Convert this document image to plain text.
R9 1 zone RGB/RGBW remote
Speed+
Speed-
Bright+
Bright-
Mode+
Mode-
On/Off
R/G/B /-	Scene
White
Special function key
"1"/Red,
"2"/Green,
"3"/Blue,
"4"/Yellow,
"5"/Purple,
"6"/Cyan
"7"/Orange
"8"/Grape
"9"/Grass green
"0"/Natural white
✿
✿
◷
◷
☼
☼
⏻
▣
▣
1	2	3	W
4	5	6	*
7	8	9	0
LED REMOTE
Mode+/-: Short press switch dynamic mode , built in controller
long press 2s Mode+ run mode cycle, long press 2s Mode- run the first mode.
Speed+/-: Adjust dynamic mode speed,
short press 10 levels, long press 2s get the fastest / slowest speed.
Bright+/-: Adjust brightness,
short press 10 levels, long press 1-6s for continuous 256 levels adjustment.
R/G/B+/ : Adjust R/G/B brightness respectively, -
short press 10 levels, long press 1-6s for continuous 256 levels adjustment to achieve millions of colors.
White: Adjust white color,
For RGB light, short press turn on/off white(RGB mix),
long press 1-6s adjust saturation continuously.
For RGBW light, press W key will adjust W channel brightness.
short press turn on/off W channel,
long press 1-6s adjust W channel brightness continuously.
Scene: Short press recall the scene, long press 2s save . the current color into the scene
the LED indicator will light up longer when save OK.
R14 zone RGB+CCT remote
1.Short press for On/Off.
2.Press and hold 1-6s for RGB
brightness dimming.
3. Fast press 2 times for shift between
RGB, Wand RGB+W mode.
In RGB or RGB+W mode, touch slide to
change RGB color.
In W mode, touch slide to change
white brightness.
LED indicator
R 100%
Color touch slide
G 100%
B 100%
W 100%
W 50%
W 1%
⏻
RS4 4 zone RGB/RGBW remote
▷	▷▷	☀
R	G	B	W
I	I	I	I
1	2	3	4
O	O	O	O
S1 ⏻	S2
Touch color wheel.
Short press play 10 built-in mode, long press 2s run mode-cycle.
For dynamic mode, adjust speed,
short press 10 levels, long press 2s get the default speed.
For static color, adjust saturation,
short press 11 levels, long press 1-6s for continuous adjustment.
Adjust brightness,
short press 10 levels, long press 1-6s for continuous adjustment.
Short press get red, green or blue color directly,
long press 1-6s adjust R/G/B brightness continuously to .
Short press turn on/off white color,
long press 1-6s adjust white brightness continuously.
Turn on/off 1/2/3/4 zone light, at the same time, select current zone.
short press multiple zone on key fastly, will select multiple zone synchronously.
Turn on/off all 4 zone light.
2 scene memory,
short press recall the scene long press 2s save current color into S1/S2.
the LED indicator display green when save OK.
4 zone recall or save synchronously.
■ ■ ■
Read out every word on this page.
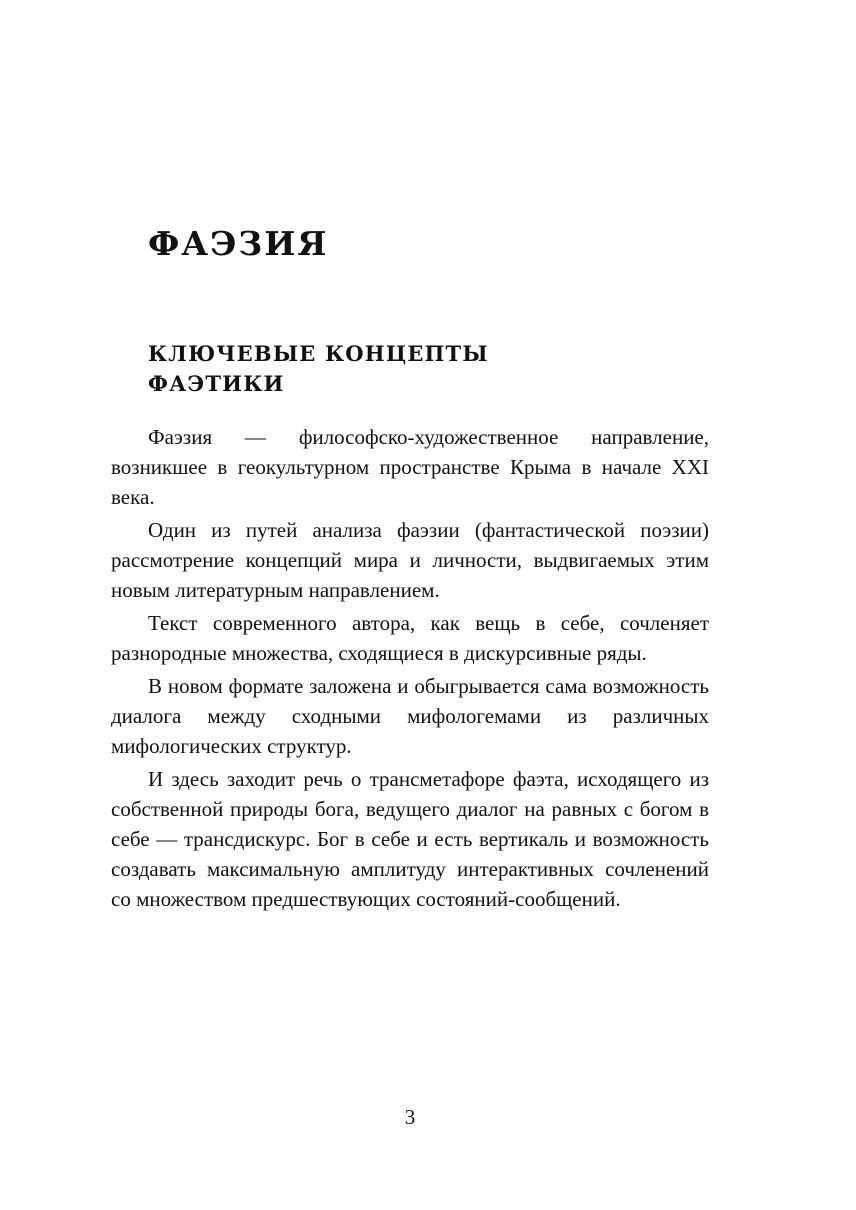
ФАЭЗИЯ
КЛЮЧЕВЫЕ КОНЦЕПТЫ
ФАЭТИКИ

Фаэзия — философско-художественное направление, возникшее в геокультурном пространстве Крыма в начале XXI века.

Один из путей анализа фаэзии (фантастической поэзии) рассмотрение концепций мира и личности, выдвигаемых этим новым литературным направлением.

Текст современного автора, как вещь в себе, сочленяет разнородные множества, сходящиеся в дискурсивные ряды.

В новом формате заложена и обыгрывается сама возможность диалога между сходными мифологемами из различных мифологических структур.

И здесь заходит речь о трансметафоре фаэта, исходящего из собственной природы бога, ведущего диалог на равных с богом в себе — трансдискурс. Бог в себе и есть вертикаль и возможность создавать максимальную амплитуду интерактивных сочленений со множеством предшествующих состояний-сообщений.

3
■ ■ ■
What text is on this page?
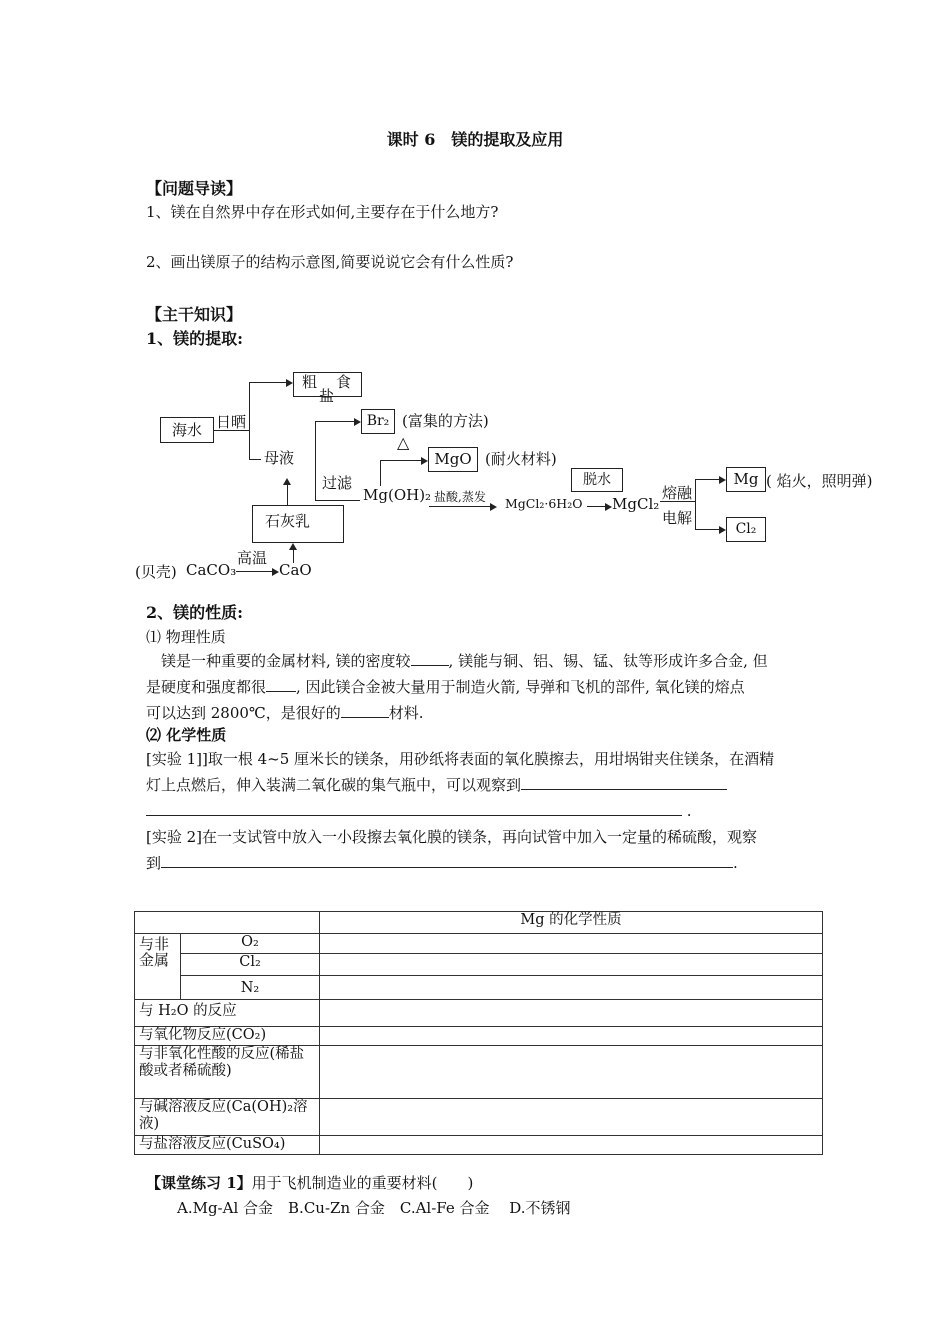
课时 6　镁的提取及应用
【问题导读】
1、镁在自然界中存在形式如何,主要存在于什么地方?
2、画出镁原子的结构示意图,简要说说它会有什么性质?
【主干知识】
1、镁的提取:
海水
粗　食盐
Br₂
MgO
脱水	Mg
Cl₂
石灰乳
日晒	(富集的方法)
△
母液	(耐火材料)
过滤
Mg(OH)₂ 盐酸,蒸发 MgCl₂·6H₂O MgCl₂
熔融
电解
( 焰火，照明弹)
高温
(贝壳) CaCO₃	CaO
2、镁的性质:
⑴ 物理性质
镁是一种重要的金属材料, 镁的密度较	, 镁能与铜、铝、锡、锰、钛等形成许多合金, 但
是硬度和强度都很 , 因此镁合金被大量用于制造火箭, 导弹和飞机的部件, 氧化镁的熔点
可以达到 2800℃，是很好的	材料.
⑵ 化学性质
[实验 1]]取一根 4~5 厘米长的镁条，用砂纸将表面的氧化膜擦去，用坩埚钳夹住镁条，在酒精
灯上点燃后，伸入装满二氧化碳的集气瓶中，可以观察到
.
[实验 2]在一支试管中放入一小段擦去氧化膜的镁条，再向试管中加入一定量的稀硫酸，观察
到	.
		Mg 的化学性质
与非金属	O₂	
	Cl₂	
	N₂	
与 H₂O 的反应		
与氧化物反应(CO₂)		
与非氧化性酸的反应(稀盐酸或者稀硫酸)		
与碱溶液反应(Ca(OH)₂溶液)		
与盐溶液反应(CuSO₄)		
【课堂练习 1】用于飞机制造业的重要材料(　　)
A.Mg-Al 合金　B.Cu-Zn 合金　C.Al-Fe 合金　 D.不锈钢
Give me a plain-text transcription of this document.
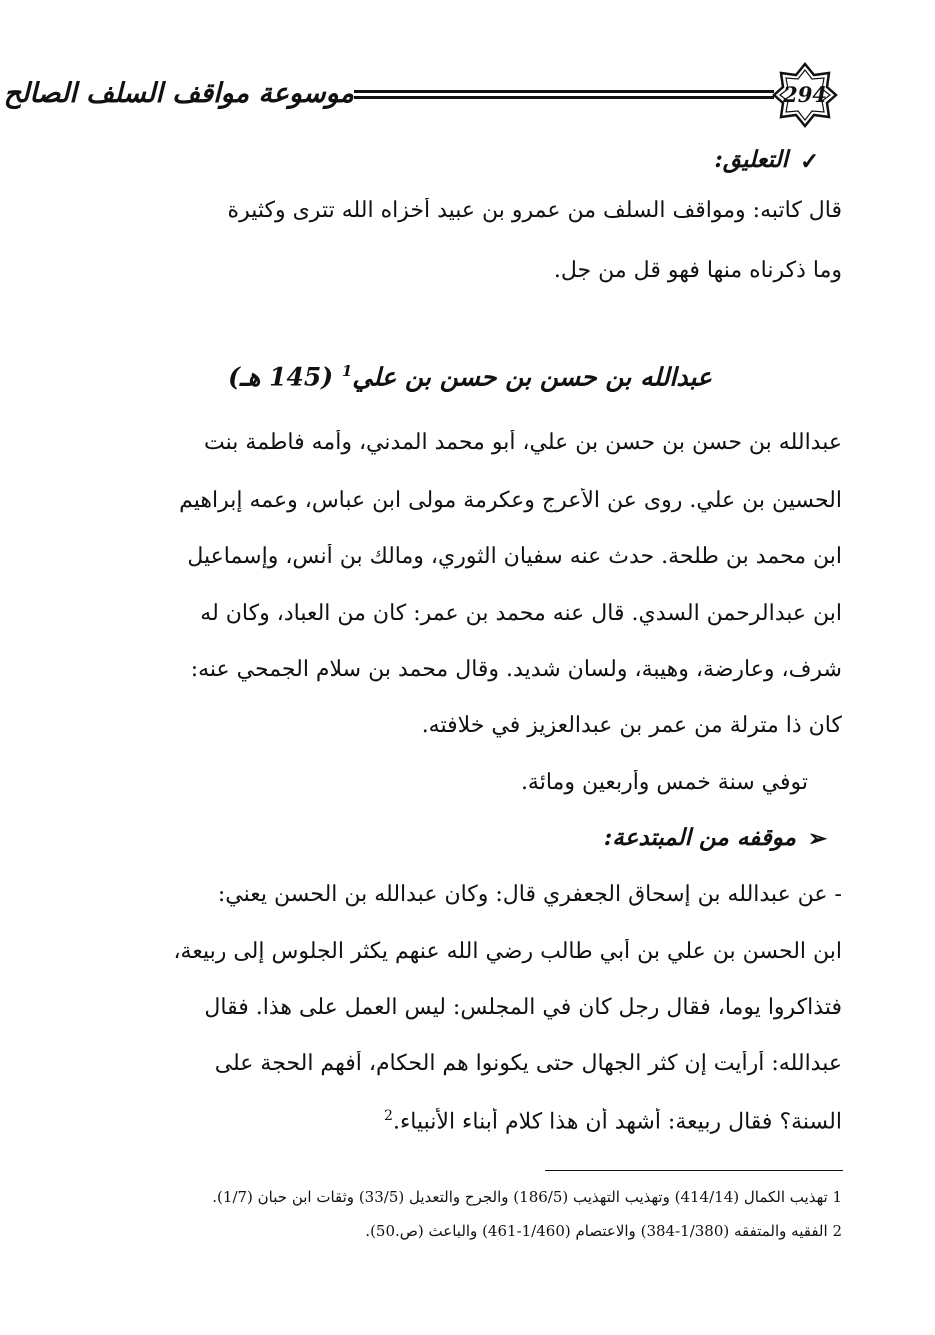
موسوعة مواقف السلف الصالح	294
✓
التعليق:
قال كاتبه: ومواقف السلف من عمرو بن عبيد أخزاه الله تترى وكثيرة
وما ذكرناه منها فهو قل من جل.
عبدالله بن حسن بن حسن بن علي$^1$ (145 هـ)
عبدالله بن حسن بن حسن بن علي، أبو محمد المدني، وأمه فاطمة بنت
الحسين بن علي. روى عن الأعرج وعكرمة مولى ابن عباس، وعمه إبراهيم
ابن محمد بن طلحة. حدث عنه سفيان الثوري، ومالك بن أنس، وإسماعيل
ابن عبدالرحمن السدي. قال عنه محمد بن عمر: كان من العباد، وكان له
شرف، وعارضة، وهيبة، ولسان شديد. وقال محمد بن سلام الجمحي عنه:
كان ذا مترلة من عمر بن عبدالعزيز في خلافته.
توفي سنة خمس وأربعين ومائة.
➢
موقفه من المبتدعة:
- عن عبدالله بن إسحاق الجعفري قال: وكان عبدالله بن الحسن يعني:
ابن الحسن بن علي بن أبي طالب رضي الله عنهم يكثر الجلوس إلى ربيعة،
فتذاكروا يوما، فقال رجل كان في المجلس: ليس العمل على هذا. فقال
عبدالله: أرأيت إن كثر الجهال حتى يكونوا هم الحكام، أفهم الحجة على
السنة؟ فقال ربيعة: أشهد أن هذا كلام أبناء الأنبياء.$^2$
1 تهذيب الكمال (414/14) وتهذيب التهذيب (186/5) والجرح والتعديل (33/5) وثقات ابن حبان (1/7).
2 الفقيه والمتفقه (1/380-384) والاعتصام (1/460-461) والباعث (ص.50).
■ ■ ■
Objective: Keep only those lines of the records that hold "indicator", and return them.

Expected answer:
the LED indicator will light up longer when save OK.
LED indicator
the LED indicator display green when save OK.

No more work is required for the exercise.